**Stated task**
Copy each line containing the word "JSON" from the records that follow, please.
[start]
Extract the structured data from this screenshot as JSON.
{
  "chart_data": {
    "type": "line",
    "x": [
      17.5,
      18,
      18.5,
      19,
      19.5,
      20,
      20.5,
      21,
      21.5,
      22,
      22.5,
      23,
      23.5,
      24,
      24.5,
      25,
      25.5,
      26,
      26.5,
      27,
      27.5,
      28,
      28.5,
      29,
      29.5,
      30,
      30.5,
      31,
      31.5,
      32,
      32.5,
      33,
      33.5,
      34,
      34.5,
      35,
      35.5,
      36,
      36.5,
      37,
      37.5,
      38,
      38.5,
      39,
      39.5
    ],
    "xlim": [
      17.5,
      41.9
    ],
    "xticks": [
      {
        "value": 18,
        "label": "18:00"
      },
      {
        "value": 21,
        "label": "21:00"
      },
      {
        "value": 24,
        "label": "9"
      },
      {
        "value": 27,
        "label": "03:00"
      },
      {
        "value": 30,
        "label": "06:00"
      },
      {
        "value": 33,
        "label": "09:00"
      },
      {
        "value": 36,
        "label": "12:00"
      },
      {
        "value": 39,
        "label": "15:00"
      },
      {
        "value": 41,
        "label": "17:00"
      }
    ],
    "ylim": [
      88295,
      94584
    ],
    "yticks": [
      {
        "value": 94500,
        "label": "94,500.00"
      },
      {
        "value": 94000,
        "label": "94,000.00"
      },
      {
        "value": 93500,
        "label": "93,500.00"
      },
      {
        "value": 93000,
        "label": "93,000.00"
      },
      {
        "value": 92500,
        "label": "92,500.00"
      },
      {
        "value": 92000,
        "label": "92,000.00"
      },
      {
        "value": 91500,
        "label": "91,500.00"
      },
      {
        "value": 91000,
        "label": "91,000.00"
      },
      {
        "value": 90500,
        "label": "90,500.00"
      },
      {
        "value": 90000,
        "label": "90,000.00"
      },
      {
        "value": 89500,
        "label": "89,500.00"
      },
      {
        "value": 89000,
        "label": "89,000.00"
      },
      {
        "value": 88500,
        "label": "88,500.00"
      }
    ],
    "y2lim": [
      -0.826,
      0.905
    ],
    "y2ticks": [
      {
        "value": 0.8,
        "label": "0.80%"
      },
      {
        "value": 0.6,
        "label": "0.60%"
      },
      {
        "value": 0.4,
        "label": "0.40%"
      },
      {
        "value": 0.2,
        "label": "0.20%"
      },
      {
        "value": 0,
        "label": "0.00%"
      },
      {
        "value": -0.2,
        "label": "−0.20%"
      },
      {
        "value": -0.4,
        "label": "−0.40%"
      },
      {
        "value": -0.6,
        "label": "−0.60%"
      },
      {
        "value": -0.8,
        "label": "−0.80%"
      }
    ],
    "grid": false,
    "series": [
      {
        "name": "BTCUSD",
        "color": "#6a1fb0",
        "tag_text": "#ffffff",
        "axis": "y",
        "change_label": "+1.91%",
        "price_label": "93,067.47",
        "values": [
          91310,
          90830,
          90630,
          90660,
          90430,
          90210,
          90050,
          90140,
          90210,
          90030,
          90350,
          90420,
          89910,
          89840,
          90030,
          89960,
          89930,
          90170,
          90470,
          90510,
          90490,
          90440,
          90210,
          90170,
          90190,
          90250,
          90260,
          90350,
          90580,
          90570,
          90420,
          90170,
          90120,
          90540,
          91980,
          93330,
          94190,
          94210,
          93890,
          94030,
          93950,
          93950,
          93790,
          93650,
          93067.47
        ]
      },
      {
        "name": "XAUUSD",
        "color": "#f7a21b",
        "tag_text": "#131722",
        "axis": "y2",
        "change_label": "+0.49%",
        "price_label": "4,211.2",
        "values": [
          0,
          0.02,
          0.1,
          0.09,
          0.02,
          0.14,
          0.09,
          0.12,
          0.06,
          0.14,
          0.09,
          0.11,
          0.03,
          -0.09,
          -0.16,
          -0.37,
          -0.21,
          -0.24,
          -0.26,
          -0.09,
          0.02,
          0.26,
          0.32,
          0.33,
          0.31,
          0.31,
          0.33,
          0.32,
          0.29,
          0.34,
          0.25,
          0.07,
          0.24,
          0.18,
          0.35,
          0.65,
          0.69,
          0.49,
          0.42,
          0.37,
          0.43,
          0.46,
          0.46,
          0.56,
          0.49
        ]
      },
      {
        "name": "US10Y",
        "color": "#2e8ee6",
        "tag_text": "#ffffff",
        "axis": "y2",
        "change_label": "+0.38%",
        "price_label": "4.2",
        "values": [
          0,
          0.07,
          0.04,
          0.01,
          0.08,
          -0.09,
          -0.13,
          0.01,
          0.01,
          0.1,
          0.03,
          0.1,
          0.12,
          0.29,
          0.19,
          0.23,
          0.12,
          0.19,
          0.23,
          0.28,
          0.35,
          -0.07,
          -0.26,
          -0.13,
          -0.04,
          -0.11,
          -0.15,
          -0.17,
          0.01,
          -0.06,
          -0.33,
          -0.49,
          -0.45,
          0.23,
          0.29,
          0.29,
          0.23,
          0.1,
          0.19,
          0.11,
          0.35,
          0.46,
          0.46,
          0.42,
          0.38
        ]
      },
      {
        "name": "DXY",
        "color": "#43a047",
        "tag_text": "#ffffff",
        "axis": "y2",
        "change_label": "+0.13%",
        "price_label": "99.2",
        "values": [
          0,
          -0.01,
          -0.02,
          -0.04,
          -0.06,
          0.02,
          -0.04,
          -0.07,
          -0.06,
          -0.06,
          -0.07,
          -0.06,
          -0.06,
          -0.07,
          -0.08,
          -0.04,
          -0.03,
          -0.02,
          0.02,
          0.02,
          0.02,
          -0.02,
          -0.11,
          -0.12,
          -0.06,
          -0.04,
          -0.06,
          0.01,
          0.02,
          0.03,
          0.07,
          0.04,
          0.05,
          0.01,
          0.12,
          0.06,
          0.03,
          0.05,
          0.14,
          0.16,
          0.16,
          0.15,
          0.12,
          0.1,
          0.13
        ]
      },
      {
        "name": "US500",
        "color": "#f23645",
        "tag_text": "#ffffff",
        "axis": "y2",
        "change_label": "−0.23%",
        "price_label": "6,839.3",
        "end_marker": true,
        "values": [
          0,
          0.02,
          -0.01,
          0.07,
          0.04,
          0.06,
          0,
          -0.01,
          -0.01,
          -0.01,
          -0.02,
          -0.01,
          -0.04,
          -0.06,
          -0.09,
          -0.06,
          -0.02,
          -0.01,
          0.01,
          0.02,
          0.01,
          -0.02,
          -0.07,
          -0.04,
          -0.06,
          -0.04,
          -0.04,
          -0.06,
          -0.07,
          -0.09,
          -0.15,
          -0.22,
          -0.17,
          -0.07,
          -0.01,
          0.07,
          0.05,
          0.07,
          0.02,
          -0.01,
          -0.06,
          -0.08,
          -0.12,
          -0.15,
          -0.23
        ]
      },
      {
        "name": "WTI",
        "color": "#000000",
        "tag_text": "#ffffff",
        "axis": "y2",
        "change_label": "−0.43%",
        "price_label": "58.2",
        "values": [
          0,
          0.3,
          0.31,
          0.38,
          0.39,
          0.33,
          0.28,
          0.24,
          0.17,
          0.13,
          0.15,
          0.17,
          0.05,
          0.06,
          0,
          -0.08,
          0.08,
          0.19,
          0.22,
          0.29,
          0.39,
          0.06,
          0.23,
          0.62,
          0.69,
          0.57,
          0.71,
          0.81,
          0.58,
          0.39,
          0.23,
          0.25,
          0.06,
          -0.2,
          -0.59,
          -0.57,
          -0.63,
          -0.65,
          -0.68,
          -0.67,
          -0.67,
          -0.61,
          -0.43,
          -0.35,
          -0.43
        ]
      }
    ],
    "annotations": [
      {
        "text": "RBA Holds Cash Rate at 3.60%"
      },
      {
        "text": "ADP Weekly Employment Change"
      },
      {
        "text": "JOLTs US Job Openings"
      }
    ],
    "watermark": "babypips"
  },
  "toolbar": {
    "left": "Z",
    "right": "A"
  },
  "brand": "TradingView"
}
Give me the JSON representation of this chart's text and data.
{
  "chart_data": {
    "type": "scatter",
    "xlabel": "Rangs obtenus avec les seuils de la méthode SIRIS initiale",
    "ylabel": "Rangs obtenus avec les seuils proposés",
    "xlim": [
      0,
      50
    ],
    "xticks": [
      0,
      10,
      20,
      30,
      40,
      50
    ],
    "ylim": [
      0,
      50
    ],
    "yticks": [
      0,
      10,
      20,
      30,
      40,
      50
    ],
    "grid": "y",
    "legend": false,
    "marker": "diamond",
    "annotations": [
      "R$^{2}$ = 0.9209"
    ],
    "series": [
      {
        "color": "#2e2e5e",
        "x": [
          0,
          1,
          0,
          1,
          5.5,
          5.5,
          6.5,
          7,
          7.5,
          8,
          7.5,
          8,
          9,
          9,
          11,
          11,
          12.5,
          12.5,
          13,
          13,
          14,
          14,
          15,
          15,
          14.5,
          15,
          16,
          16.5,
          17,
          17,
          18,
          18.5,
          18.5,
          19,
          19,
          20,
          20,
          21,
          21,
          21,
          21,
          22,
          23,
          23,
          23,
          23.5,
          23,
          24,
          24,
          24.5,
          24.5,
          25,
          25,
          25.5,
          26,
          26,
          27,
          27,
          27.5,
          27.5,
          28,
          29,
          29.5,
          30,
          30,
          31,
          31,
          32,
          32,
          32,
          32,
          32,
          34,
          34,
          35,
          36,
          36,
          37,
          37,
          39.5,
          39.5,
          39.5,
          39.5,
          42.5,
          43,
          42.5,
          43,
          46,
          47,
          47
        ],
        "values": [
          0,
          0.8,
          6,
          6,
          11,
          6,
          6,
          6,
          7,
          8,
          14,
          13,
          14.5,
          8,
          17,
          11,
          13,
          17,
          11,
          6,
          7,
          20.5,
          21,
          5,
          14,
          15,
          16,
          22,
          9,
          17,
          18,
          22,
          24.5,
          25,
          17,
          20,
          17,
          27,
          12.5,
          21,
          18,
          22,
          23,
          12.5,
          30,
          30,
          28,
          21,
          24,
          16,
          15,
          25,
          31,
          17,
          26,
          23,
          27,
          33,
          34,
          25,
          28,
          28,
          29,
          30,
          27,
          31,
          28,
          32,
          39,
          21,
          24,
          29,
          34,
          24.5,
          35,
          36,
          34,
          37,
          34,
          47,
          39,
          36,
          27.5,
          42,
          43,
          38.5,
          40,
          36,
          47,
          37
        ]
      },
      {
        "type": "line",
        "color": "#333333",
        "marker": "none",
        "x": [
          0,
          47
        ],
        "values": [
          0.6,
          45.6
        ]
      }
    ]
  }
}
[end]
**Written answer**
Extract the structured data from this screenshot as JSON.
Give me the JSON representation of this chart's text and data.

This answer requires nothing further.